*** VORLIEGENDER TEXT
Kultur

Hintergrund Namhafte Kulturinstitutionen wie das Metropolitan Museum New York hinterfragen die Praktiken ihrer Geldgeber / Zusammenarbeit beendet

Kulturszene wehrt sich gegen dubiose Mäzene

Geld soll nicht stinken. Doch manchem Museum und vielen Künstlern an den Hotspots der Kunstwelt wird der Geruch einiger Scheine inzwischen zu penetrant. Auch im öffentlich getragenen Kultursystem Deutschlands wird schon manche Nase gerümpft. Mäzene und ihr Geld kommen zunehmend auf den Prüfstand.

Die jüngste Eskalationsstufe dreht sich international um die milliardenschwere Sackler-Familie. Eine Aktionsgruppe um die US-amerikanische Star-Fotografin Nan Goldin prangert den Sackler-Konzern Purdue Pharma wegen der Herstellung des Schmerzmittels Oxycontin an, das stark abhängig macht und den Tod von mehr als 200 000 Menschen verursacht haben soll.

Als Mäzene pumpen die Sacklers viel Geld in Museen weltweit. Inzwischen haben etwa das Metropolitan Museum in New York, die Tate Modern in London und der Louvre in Paris ihre jahrelange Zusammenarbeit mit der umstrittenen Familie beendet.
******
*** AUSGEWÄHLTE ZEILEN
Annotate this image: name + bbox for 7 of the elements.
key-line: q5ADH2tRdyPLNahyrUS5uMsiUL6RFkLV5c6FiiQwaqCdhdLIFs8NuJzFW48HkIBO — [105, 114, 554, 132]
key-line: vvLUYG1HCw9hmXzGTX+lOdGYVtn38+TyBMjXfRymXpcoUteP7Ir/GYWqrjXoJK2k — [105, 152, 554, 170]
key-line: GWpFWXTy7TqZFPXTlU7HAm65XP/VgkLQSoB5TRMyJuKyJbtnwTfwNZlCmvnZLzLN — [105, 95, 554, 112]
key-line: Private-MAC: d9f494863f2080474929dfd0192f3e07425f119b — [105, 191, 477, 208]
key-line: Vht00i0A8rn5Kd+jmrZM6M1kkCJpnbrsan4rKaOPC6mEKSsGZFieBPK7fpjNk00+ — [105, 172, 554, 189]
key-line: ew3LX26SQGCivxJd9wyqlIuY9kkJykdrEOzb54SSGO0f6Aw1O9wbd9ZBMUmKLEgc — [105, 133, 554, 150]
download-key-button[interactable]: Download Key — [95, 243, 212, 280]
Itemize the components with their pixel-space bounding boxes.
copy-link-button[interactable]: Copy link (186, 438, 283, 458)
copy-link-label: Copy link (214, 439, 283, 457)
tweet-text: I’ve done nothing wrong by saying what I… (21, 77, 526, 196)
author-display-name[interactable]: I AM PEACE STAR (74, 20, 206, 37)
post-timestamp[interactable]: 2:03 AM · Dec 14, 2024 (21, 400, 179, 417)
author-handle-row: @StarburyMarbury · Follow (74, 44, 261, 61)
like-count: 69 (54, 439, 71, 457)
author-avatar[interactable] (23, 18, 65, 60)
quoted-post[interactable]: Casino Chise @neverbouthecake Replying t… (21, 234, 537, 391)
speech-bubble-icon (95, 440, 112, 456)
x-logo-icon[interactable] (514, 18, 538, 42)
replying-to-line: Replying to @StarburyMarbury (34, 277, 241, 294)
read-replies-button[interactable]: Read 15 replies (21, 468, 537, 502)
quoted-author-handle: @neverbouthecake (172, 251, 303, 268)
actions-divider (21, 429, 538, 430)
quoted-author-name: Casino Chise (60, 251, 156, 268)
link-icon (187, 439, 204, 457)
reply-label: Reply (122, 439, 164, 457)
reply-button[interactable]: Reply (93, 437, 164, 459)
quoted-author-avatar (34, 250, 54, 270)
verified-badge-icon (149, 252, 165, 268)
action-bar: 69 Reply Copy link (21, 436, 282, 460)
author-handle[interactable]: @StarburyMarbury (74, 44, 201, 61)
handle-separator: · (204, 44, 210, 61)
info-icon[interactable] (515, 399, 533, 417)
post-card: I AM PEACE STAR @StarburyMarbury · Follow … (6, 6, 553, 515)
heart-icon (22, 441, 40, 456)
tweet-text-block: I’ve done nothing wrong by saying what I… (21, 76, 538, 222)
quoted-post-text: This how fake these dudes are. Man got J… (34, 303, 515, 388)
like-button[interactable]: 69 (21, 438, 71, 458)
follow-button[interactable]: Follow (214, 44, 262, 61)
******
[ZU LÖSENDE AUFGABEN]
• 1. Wegen welchen Schmerzmittels prangert die Aktionsgruppe im Text über umstrittene Mäzene den Konzern Purdue Pharma an?
• 2. Schreib den Text über umstrittene Mäzene nach dem Satz mit „ihre jahrelange Zusammenarbeit mit der umstrittenen Familie beendet“ weiter.
Für die Aufgaben braucht man die Zeilen nicht.

[ERGEBNISSE]
• 1. Wegen des Schmerzmittels Oxycontin.

• 2.
Der Frankfurter Historiker und Mäzen-Experte Andreas Hansert kann die Probleme der Museen verstehen. „Es ist sehr schwer, solchen Leuten die Rote Karte zu zeigen“, sagt er der dpa. „Ab wann kippt das?“ Hansert sieht einen „Prozess, in dem jemand in die Position kommt, wo er dann Museen, Theater oder Stiftungen letztlich missbraucht, um ein vielleicht bestehendes eigenes schlechtes Image zu kaschieren.“

Knappe öffentliche Mittel

Allerdings sei der Einfluss auch finanzstarker Mäzene begrenzt: „In den USA ist es die Vielfalt, da sind sehr viele reiche Leute unterwegs. Da gibt es Möglichkeiten, einen Sample von Sponsoren und Mäzenen zusammenzustellen.“ Das sieht Max Hollein ähnlich, der als Direktor des Metropolitan Museum New York die Zusammenarbeit mit den Sacklers kappte. „Im amerikanischen System besteht die Kunst des Museumsdirektors darin, dass die Einzelinteressen, die natürlich immer vorhanden sind, ein zusammenkomponiertes Konzert ergeben“, sagte Hollein der „Süddeutschen Zeitung“.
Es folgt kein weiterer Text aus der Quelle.